• **Source material**
----------------------------------------
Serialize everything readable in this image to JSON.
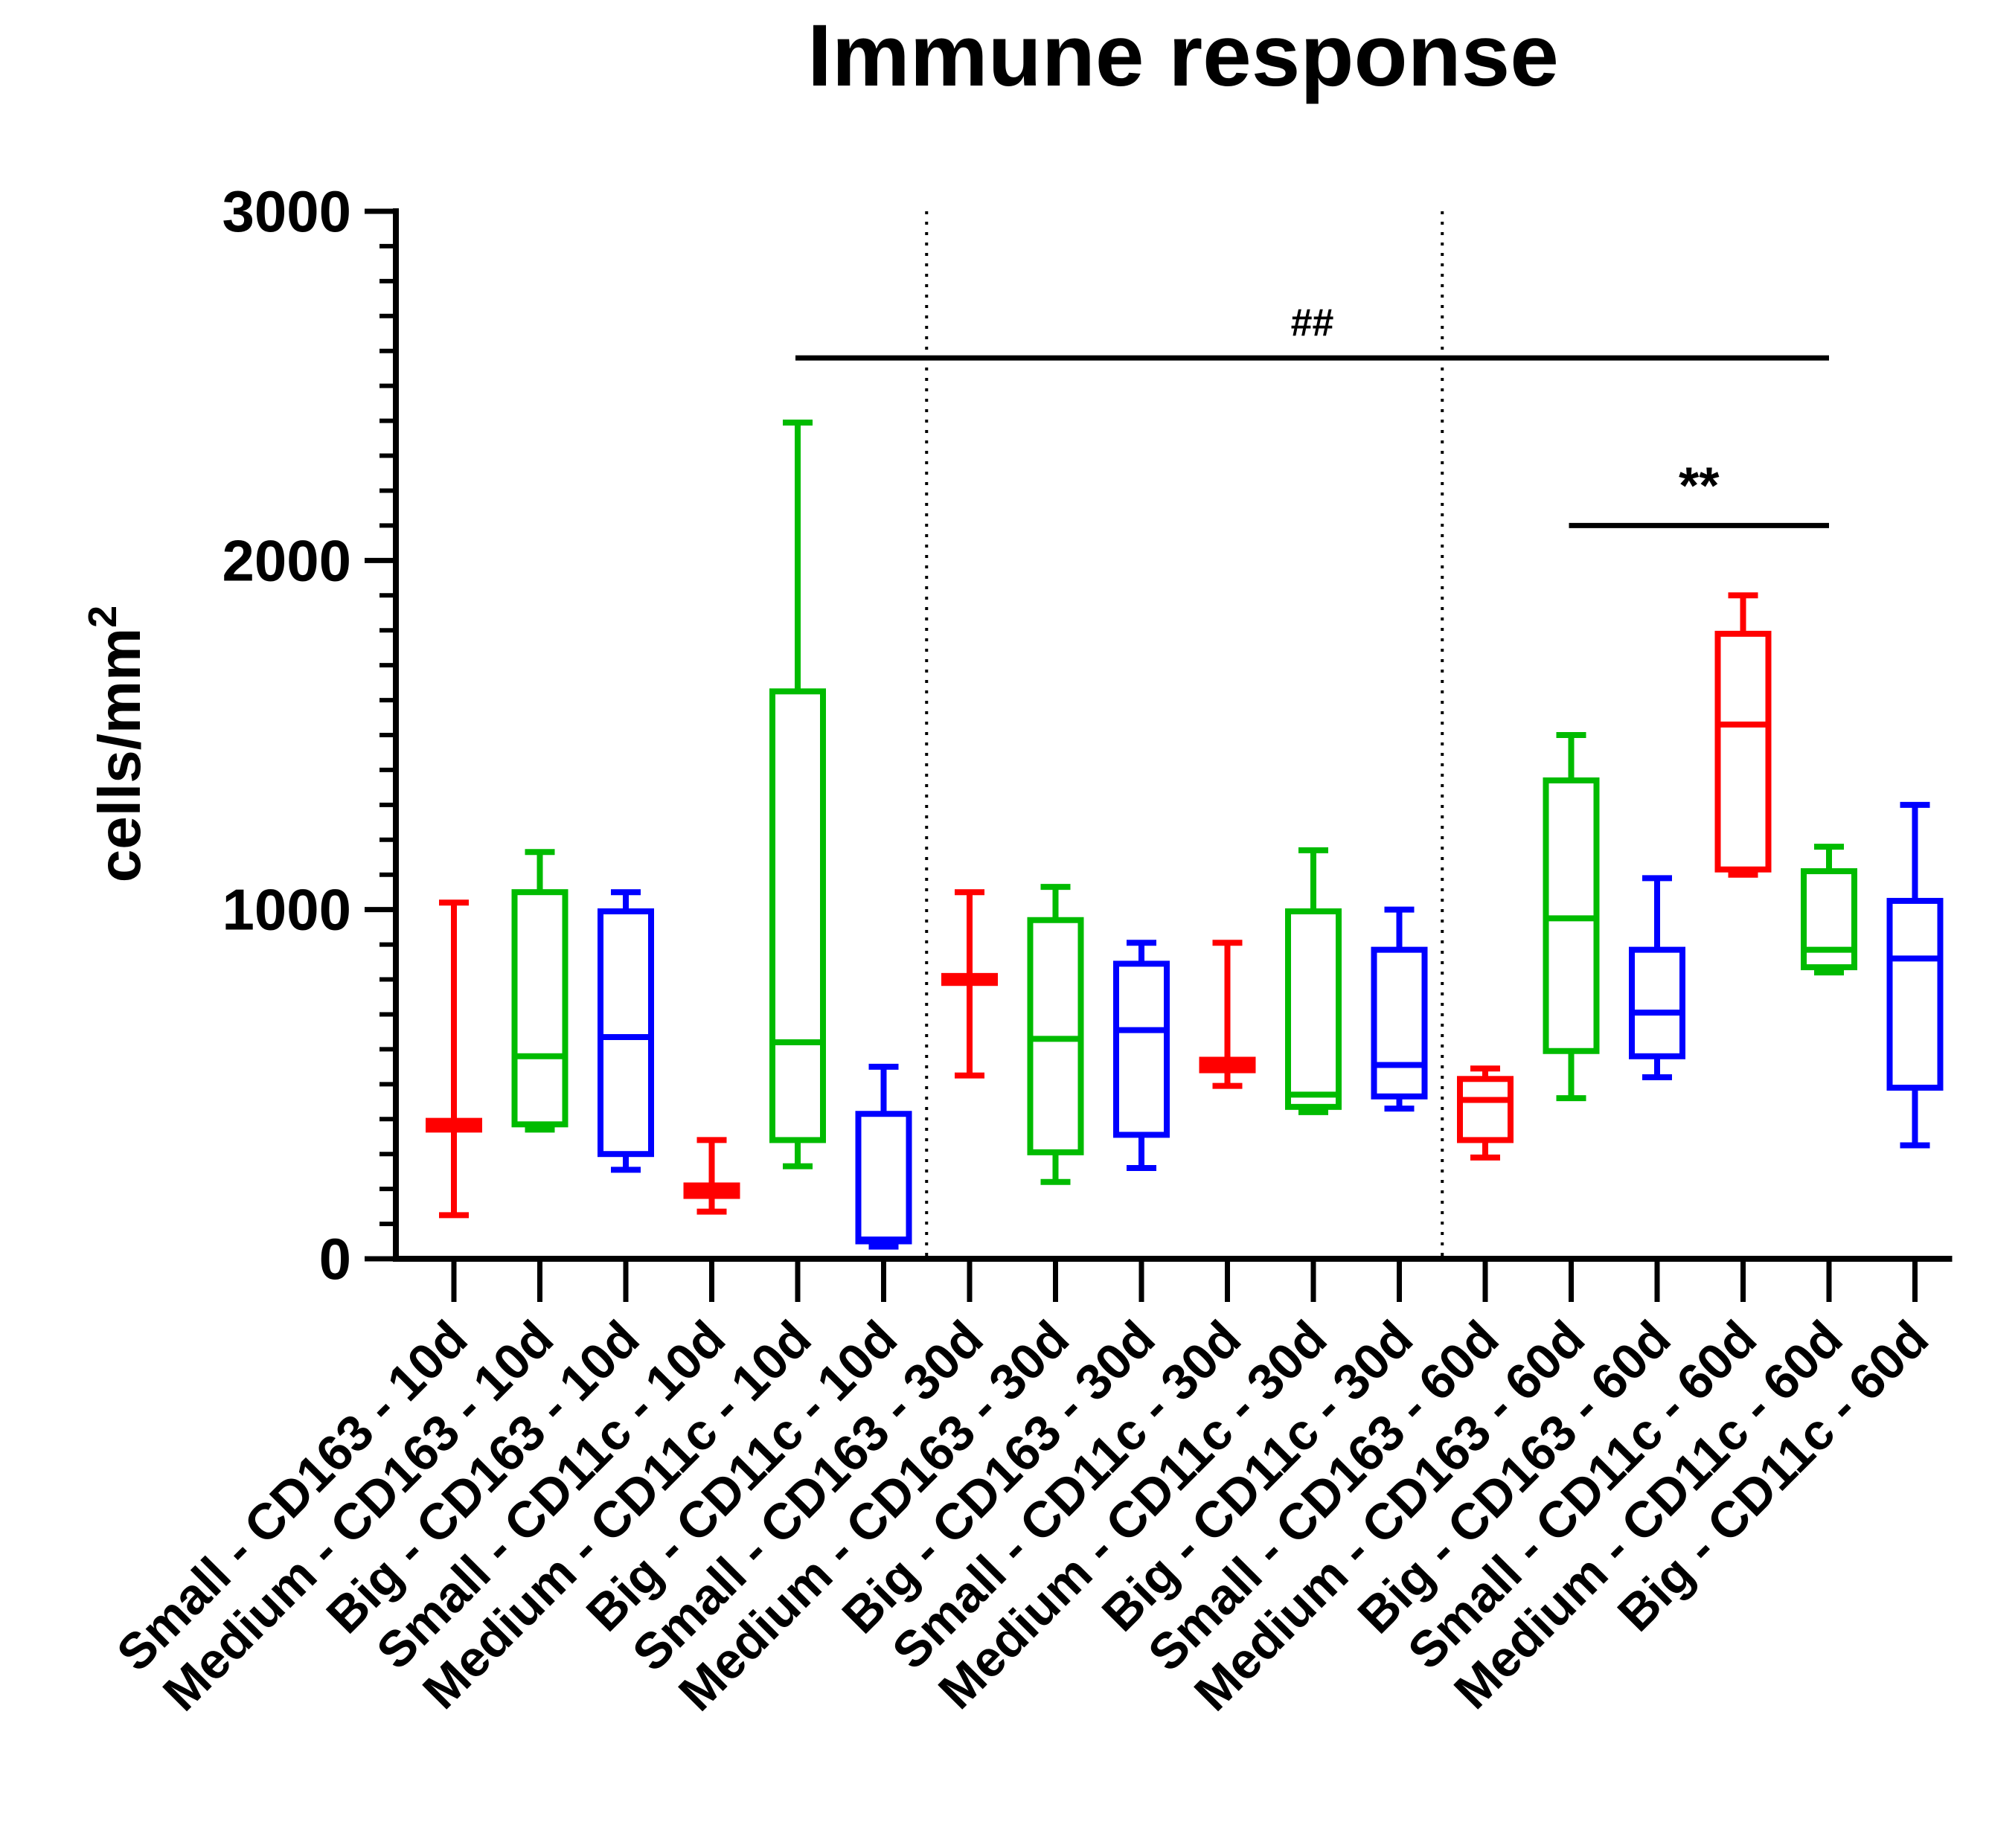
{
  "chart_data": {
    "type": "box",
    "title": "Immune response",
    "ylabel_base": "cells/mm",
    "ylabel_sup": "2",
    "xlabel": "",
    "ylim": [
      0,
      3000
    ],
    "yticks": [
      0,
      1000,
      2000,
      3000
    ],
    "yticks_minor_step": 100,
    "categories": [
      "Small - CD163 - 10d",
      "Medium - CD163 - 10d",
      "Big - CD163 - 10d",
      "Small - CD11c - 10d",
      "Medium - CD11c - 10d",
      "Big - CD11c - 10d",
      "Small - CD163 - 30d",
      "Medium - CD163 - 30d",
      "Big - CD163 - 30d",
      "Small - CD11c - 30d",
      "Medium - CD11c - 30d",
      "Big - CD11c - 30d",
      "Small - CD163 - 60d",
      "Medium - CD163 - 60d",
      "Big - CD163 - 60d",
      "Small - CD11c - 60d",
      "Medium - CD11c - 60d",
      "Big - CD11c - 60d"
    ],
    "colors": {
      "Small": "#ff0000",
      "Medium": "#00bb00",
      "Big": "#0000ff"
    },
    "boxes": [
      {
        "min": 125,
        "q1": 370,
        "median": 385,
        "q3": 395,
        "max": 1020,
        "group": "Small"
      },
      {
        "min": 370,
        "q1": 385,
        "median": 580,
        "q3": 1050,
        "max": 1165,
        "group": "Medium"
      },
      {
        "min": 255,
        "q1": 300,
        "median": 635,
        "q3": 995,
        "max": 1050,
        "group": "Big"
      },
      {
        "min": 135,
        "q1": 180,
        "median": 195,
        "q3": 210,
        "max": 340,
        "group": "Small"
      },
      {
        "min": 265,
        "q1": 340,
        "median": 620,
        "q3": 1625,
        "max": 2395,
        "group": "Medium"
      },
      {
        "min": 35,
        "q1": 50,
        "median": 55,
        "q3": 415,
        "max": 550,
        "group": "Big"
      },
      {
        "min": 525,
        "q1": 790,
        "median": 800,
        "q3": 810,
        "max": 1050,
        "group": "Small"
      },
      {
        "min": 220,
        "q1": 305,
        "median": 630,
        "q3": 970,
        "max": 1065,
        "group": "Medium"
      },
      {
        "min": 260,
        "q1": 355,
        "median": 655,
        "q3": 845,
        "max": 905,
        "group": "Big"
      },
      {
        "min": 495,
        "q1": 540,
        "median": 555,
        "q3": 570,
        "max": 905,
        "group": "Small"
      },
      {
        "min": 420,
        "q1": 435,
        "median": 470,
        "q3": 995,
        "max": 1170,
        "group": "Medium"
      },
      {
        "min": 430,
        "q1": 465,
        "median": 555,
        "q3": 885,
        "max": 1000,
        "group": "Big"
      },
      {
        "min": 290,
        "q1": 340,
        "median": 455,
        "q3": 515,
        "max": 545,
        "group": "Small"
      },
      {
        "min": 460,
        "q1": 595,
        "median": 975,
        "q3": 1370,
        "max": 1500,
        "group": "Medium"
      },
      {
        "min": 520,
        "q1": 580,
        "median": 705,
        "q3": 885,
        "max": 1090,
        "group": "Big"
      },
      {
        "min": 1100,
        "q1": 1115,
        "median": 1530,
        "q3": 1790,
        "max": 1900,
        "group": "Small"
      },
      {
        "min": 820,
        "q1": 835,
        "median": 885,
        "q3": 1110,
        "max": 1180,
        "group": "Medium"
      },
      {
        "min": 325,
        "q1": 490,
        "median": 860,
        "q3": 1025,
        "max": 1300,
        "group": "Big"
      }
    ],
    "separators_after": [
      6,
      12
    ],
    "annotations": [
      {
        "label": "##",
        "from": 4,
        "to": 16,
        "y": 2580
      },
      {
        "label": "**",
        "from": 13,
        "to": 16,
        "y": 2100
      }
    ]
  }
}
----------------------------------------
• **Task statement**
Repeat all of the data above word for word, minus the pictures.

• **Final answer**
Serialize everything readable in this image to JSON.
{
  "chart_data": {
    "type": "box",
    "title": "Immune response",
    "ylabel_base": "cells/mm",
    "ylabel_sup": "2",
    "xlabel": "",
    "ylim": [
      0,
      3000
    ],
    "yticks": [
      0,
      1000,
      2000,
      3000
    ],
    "yticks_minor_step": 100,
    "categories": [
      "Small - CD163 - 10d",
      "Medium - CD163 - 10d",
      "Big - CD163 - 10d",
      "Small - CD11c - 10d",
      "Medium - CD11c - 10d",
      "Big - CD11c - 10d",
      "Small - CD163 - 30d",
      "Medium - CD163 - 30d",
      "Big - CD163 - 30d",
      "Small - CD11c - 30d",
      "Medium - CD11c - 30d",
      "Big - CD11c - 30d",
      "Small - CD163 - 60d",
      "Medium - CD163 - 60d",
      "Big - CD163 - 60d",
      "Small - CD11c - 60d",
      "Medium - CD11c - 60d",
      "Big - CD11c - 60d"
    ],
    "colors": {
      "Small": "#ff0000",
      "Medium": "#00bb00",
      "Big": "#0000ff"
    },
    "boxes": [
      {
        "min": 125,
        "q1": 370,
        "median": 385,
        "q3": 395,
        "max": 1020,
        "group": "Small"
      },
      {
        "min": 370,
        "q1": 385,
        "median": 580,
        "q3": 1050,
        "max": 1165,
        "group": "Medium"
      },
      {
        "min": 255,
        "q1": 300,
        "median": 635,
        "q3": 995,
        "max": 1050,
        "group": "Big"
      },
      {
        "min": 135,
        "q1": 180,
        "median": 195,
        "q3": 210,
        "max": 340,
        "group": "Small"
      },
      {
        "min": 265,
        "q1": 340,
        "median": 620,
        "q3": 1625,
        "max": 2395,
        "group": "Medium"
      },
      {
        "min": 35,
        "q1": 50,
        "median": 55,
        "q3": 415,
        "max": 550,
        "group": "Big"
      },
      {
        "min": 525,
        "q1": 790,
        "median": 800,
        "q3": 810,
        "max": 1050,
        "group": "Small"
      },
      {
        "min": 220,
        "q1": 305,
        "median": 630,
        "q3": 970,
        "max": 1065,
        "group": "Medium"
      },
      {
        "min": 260,
        "q1": 355,
        "median": 655,
        "q3": 845,
        "max": 905,
        "group": "Big"
      },
      {
        "min": 495,
        "q1": 540,
        "median": 555,
        "q3": 570,
        "max": 905,
        "group": "Small"
      },
      {
        "min": 420,
        "q1": 435,
        "median": 470,
        "q3": 995,
        "max": 1170,
        "group": "Medium"
      },
      {
        "min": 430,
        "q1": 465,
        "median": 555,
        "q3": 885,
        "max": 1000,
        "group": "Big"
      },
      {
        "min": 290,
        "q1": 340,
        "median": 455,
        "q3": 515,
        "max": 545,
        "group": "Small"
      },
      {
        "min": 460,
        "q1": 595,
        "median": 975,
        "q3": 1370,
        "max": 1500,
        "group": "Medium"
      },
      {
        "min": 520,
        "q1": 580,
        "median": 705,
        "q3": 885,
        "max": 1090,
        "group": "Big"
      },
      {
        "min": 1100,
        "q1": 1115,
        "median": 1530,
        "q3": 1790,
        "max": 1900,
        "group": "Small"
      },
      {
        "min": 820,
        "q1": 835,
        "median": 885,
        "q3": 1110,
        "max": 1180,
        "group": "Medium"
      },
      {
        "min": 325,
        "q1": 490,
        "median": 860,
        "q3": 1025,
        "max": 1300,
        "group": "Big"
      }
    ],
    "separators_after": [
      6,
      12
    ],
    "annotations": [
      {
        "label": "##",
        "from": 4,
        "to": 16,
        "y": 2580
      },
      {
        "label": "**",
        "from": 13,
        "to": 16,
        "y": 2100
      }
    ]
  }
}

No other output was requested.